● **Data entries**

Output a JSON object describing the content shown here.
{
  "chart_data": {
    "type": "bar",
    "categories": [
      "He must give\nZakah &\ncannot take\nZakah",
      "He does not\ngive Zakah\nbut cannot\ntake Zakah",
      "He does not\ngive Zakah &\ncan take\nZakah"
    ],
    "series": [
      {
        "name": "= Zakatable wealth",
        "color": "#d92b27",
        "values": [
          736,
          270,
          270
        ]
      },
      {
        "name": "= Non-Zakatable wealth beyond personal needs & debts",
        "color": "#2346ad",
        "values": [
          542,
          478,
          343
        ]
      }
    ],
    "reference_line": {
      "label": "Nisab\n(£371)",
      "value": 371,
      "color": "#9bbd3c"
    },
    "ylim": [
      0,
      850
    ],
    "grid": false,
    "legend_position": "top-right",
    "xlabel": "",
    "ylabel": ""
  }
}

● **What the task asks**
Scan the material above for the string "wealth" and return the lines that hold it.

● **Result of this exercise**
        "name": "= Zakatable wealth",
        "name": "= Non-Zakatable wealth beyond personal needs & debts",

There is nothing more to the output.